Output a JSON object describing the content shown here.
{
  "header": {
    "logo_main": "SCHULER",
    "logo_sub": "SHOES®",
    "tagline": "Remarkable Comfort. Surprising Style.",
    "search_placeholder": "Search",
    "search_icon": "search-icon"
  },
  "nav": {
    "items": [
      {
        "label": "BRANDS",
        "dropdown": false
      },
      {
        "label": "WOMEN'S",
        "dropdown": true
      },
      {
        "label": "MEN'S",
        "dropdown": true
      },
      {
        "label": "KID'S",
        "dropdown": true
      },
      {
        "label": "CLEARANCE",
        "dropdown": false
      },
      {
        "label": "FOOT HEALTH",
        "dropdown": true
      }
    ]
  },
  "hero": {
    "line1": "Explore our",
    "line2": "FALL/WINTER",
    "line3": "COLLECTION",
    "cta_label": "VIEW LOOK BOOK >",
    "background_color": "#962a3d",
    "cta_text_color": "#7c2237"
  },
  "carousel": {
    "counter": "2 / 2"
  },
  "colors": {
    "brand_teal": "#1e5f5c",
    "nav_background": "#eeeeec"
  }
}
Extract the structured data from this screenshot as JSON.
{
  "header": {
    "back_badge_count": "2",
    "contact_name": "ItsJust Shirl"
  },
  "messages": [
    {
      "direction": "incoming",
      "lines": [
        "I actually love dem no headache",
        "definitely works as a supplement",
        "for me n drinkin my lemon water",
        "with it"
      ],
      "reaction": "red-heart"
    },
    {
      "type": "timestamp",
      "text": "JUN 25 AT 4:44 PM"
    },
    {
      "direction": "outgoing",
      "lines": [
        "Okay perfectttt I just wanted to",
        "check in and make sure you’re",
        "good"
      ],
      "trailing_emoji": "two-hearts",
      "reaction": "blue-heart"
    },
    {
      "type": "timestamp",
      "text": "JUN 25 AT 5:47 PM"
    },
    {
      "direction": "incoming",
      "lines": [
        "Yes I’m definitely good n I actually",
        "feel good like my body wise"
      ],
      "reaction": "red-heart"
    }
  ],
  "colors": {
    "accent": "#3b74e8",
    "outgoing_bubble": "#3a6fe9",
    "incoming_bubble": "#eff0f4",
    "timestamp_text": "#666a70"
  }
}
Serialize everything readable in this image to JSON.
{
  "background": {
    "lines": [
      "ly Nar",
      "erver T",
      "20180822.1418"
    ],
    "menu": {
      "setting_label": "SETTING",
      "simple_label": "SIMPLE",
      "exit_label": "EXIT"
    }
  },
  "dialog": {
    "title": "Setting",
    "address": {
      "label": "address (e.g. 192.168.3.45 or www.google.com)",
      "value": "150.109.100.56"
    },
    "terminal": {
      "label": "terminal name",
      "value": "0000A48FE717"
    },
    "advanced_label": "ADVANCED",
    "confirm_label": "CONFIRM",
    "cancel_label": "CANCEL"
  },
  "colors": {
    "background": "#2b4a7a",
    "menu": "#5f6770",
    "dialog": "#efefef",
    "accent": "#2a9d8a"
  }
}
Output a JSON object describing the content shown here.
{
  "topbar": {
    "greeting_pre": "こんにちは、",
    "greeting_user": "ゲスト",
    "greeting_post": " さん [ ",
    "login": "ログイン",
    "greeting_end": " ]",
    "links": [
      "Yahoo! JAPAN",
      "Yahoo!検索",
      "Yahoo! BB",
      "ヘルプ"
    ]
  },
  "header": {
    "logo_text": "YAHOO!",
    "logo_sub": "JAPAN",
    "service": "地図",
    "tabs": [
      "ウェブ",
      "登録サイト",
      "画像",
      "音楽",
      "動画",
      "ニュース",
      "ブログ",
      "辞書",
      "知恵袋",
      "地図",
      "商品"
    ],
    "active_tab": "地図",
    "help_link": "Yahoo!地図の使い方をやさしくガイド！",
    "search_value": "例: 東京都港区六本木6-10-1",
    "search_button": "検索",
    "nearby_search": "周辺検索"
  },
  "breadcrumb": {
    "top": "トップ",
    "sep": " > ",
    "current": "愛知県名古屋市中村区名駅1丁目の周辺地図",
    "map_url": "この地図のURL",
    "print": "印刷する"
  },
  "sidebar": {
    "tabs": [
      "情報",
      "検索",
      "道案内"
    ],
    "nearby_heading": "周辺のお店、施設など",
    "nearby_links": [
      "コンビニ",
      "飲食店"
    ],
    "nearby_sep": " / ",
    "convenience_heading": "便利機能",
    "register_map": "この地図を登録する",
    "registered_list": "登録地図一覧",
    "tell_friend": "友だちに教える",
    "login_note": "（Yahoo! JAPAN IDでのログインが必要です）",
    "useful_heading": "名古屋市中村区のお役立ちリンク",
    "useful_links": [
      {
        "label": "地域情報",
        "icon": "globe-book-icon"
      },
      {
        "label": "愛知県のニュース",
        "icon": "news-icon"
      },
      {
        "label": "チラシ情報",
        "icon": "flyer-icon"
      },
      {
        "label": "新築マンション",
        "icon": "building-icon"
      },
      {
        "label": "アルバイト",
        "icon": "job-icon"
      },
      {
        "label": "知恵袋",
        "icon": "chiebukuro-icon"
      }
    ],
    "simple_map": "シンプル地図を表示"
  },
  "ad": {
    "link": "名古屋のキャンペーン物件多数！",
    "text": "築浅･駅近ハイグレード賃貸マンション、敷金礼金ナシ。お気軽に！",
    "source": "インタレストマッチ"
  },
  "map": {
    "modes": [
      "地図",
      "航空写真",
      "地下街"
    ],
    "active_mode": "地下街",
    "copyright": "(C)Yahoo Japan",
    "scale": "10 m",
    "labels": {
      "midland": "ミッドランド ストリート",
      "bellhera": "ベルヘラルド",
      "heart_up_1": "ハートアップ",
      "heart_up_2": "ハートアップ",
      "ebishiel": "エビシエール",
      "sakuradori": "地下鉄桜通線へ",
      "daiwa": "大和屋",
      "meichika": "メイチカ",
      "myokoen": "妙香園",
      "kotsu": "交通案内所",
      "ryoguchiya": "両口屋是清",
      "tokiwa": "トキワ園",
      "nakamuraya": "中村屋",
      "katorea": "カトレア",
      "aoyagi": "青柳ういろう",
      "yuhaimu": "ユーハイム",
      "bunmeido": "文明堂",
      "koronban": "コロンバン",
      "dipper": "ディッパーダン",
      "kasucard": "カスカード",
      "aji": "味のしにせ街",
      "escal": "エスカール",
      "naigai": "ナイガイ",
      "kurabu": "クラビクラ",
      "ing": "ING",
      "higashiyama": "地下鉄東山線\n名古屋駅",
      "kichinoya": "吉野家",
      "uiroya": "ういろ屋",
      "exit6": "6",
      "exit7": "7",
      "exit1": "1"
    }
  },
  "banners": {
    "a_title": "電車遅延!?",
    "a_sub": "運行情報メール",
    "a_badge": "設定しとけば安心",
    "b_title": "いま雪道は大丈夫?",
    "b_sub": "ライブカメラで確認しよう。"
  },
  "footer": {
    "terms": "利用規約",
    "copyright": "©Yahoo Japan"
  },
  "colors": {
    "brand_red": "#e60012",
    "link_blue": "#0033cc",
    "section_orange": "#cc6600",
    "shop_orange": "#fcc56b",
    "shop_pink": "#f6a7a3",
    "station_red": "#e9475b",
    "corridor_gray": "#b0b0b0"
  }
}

-- Your instructions --
Generate an exact reproduction of all entries.

-- Result for this exercise --
Output a JSON object describing the content shown here.
{
  "header": {
    "logo_main": "SCHULER",
    "logo_sub": "SHOES®",
    "tagline": "Remarkable Comfort. Surprising Style.",
    "search_placeholder": "Search",
    "search_icon": "search-icon"
  },
  "nav": {
    "items": [
      {
        "label": "BRANDS",
        "dropdown": false
      },
      {
        "label": "WOMEN'S",
        "dropdown": true
      },
      {
        "label": "MEN'S",
        "dropdown": true
      },
      {
        "label": "KID'S",
        "dropdown": true
      },
      {
        "label": "CLEARANCE",
        "dropdown": false
      },
      {
        "label": "FOOT HEALTH",
        "dropdown": true
      }
    ]
  },
  "hero": {
    "line1": "Explore our",
    "line2": "FALL/WINTER",
    "line3": "COLLECTION",
    "cta_label": "VIEW LOOK BOOK >",
    "background_color": "#962a3d",
    "cta_text_color": "#7c2237"
  },
  "carousel": {
    "counter": "2 / 2"
  },
  "colors": {
    "brand_teal": "#1e5f5c",
    "nav_background": "#eeeeec"
  }
}
Extract the structured data from this screenshot as JSON.
{
  "header": {
    "back_badge_count": "2",
    "contact_name": "ItsJust Shirl"
  },
  "messages": [
    {
      "direction": "incoming",
      "lines": [
        "I actually love dem no headache",
        "definitely works as a supplement",
        "for me n drinkin my lemon water",
        "with it"
      ],
      "reaction": "red-heart"
    },
    {
      "type": "timestamp",
      "text": "JUN 25 AT 4:44 PM"
    },
    {
      "direction": "outgoing",
      "lines": [
        "Okay perfectttt I just wanted to",
        "check in and make sure you’re",
        "good"
      ],
      "trailing_emoji": "two-hearts",
      "reaction": "blue-heart"
    },
    {
      "type": "timestamp",
      "text": "JUN 25 AT 5:47 PM"
    },
    {
      "direction": "incoming",
      "lines": [
        "Yes I’m definitely good n I actually",
        "feel good like my body wise"
      ],
      "reaction": "red-heart"
    }
  ],
  "colors": {
    "accent": "#3b74e8",
    "outgoing_bubble": "#3a6fe9",
    "incoming_bubble": "#eff0f4",
    "timestamp_text": "#666a70"
  }
}
Serialize everything readable in this image to JSON.
{
  "background": {
    "lines": [
      "ly Nar",
      "erver T",
      "20180822.1418"
    ],
    "menu": {
      "setting_label": "SETTING",
      "simple_label": "SIMPLE",
      "exit_label": "EXIT"
    }
  },
  "dialog": {
    "title": "Setting",
    "address": {
      "label": "address (e.g. 192.168.3.45 or www.google.com)",
      "value": "150.109.100.56"
    },
    "terminal": {
      "label": "terminal name",
      "value": "0000A48FE717"
    },
    "advanced_label": "ADVANCED",
    "confirm_label": "CONFIRM",
    "cancel_label": "CANCEL"
  },
  "colors": {
    "background": "#2b4a7a",
    "menu": "#5f6770",
    "dialog": "#efefef",
    "accent": "#2a9d8a"
  }
}
Output a JSON object describing the content shown here.
{
  "topbar": {
    "greeting_pre": "こんにちは、",
    "greeting_user": "ゲスト",
    "greeting_post": " さん [ ",
    "login": "ログイン",
    "greeting_end": " ]",
    "links": [
      "Yahoo! JAPAN",
      "Yahoo!検索",
      "Yahoo! BB",
      "ヘルプ"
    ]
  },
  "header": {
    "logo_text": "YAHOO!",
    "logo_sub": "JAPAN",
    "service": "地図",
    "tabs": [
      "ウェブ",
      "登録サイト",
      "画像",
      "音楽",
      "動画",
      "ニュース",
      "ブログ",
      "辞書",
      "知恵袋",
      "地図",
      "商品"
    ],
    "active_tab": "地図",
    "help_link": "Yahoo!地図の使い方をやさしくガイド！",
    "search_value": "例: 東京都港区六本木6-10-1",
    "search_button": "検索",
    "nearby_search": "周辺検索"
  },
  "breadcrumb": {
    "top": "トップ",
    "sep": " > ",
    "current": "愛知県名古屋市中村区名駅1丁目の周辺地図",
    "map_url": "この地図のURL",
    "print": "印刷する"
  },
  "sidebar": {
    "tabs": [
      "情報",
      "検索",
      "道案内"
    ],
    "nearby_heading": "周辺のお店、施設など",
    "nearby_links": [
      "コンビニ",
      "飲食店"
    ],
    "nearby_sep": " / ",
    "convenience_heading": "便利機能",
    "register_map": "この地図を登録する",
    "registered_list": "登録地図一覧",
    "tell_friend": "友だちに教える",
    "login_note": "（Yahoo! JAPAN IDでのログインが必要です）",
    "useful_heading": "名古屋市中村区のお役立ちリンク",
    "useful_links": [
      {
        "label": "地域情報",
        "icon": "globe-book-icon"
      },
      {
        "label": "愛知県のニュース",
        "icon": "news-icon"
      },
      {
        "label": "チラシ情報",
        "icon": "flyer-icon"
      },
      {
        "label": "新築マンション",
        "icon": "building-icon"
      },
      {
        "label": "アルバイト",
        "icon": "job-icon"
      },
      {
        "label": "知恵袋",
        "icon": "chiebukuro-icon"
      }
    ],
    "simple_map": "シンプル地図を表示"
  },
  "ad": {
    "link": "名古屋のキャンペーン物件多数！",
    "text": "築浅･駅近ハイグレード賃貸マンション、敷金礼金ナシ。お気軽に！",
    "source": "インタレストマッチ"
  },
  "map": {
    "modes": [
      "地図",
      "航空写真",
      "地下街"
    ],
    "active_mode": "地下街",
    "copyright": "(C)Yahoo Japan",
    "scale": "10 m",
    "labels": {
      "midland": "ミッドランド ストリート",
      "bellhera": "ベルヘラルド",
      "heart_up_1": "ハートアップ",
      "heart_up_2": "ハートアップ",
      "ebishiel": "エビシエール",
      "sakuradori": "地下鉄桜通線へ",
      "daiwa": "大和屋",
      "meichika": "メイチカ",
      "myokoen": "妙香園",
      "kotsu": "交通案内所",
      "ryoguchiya": "両口屋是清",
      "tokiwa": "トキワ園",
      "nakamuraya": "中村屋",
      "katorea": "カトレア",
      "aoyagi": "青柳ういろう",
      "yuhaimu": "ユーハイム",
      "bunmeido": "文明堂",
      "koronban": "コロンバン",
      "dipper": "ディッパーダン",
      "kasucard": "カスカード",
      "aji": "味のしにせ街",
      "escal": "エスカール",
      "naigai": "ナイガイ",
      "kurabu": "クラビクラ",
      "ing": "ING",
      "higashiyama": "地下鉄東山線\n名古屋駅",
      "kichinoya": "吉野家",
      "uiroya": "ういろ屋",
      "exit6": "6",
      "exit7": "7",
      "exit1": "1"
    }
  },
  "banners": {
    "a_title": "電車遅延!?",
    "a_sub": "運行情報メール",
    "a_badge": "設定しとけば安心",
    "b_title": "いま雪道は大丈夫?",
    "b_sub": "ライブカメラで確認しよう。"
  },
  "footer": {
    "terms": "利用規約",
    "copyright": "©Yahoo Japan"
  },
  "colors": {
    "brand_red": "#e60012",
    "link_blue": "#0033cc",
    "section_orange": "#cc6600",
    "shop_orange": "#fcc56b",
    "shop_pink": "#f6a7a3",
    "station_red": "#e9475b",
    "corridor_gray": "#b0b0b0"
  }
}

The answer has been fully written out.